[Dataset items]
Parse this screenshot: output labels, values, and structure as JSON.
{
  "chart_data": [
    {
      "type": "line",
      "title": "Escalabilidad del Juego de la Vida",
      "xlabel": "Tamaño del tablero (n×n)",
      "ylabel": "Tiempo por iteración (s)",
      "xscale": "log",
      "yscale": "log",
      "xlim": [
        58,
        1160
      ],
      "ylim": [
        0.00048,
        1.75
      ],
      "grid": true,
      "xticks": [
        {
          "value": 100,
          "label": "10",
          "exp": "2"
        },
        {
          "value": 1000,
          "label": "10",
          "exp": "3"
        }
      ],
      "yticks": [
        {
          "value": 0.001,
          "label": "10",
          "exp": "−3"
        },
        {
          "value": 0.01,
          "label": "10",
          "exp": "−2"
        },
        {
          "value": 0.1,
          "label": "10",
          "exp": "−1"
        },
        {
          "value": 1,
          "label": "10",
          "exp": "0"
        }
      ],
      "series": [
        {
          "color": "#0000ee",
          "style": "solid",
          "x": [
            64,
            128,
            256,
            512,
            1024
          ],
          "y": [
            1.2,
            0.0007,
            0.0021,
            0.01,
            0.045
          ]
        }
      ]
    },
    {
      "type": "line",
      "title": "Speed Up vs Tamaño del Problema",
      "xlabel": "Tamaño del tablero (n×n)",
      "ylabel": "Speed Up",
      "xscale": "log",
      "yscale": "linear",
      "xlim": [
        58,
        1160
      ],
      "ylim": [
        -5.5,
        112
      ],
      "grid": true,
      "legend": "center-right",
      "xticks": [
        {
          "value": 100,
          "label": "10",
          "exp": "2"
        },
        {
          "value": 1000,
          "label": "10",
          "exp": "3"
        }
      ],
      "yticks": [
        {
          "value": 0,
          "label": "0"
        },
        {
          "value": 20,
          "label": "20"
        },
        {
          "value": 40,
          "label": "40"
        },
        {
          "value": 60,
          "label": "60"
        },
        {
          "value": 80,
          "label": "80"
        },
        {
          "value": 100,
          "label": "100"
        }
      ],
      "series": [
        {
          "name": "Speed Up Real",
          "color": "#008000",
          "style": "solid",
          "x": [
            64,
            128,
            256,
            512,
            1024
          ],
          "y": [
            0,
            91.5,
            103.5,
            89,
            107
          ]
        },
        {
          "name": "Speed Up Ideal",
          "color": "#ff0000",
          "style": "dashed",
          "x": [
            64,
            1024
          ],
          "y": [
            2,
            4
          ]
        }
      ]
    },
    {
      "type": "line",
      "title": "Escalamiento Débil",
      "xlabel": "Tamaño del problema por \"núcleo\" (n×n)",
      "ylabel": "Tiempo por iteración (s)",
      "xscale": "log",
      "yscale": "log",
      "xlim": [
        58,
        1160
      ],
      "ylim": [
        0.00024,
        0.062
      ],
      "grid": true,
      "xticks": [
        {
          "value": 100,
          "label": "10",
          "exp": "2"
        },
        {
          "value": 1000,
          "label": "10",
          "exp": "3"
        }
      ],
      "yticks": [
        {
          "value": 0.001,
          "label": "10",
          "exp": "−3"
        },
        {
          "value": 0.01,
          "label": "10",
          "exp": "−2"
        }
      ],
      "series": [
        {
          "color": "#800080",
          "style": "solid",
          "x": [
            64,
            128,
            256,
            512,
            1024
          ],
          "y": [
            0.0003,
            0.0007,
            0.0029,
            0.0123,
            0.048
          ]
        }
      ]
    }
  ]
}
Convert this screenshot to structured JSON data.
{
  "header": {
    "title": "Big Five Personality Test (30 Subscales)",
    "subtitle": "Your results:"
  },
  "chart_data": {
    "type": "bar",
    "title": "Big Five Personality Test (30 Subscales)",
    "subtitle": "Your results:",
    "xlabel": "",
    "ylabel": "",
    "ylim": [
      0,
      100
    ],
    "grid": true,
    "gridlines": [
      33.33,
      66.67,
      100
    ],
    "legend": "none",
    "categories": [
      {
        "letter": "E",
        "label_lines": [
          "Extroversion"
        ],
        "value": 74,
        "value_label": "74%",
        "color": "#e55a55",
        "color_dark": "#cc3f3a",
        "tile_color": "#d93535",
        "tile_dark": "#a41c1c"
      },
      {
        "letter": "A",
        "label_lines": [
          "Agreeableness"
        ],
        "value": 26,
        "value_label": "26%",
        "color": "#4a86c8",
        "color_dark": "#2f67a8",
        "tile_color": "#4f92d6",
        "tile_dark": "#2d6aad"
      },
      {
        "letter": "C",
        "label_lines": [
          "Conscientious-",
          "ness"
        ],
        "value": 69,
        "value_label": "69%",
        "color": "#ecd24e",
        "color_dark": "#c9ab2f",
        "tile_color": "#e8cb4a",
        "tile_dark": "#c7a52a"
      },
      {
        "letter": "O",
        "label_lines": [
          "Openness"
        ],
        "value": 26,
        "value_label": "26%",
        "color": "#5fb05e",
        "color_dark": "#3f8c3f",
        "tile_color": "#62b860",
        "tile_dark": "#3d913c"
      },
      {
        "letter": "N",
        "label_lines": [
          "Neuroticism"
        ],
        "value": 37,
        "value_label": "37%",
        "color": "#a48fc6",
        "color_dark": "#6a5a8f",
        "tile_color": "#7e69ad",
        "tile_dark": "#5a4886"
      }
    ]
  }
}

=== THE EXERCISE ===
In the entries above, find the lines containing the word "name" and say how many there are, with no other words.

=== ANSWER TO THIS TASK ===
2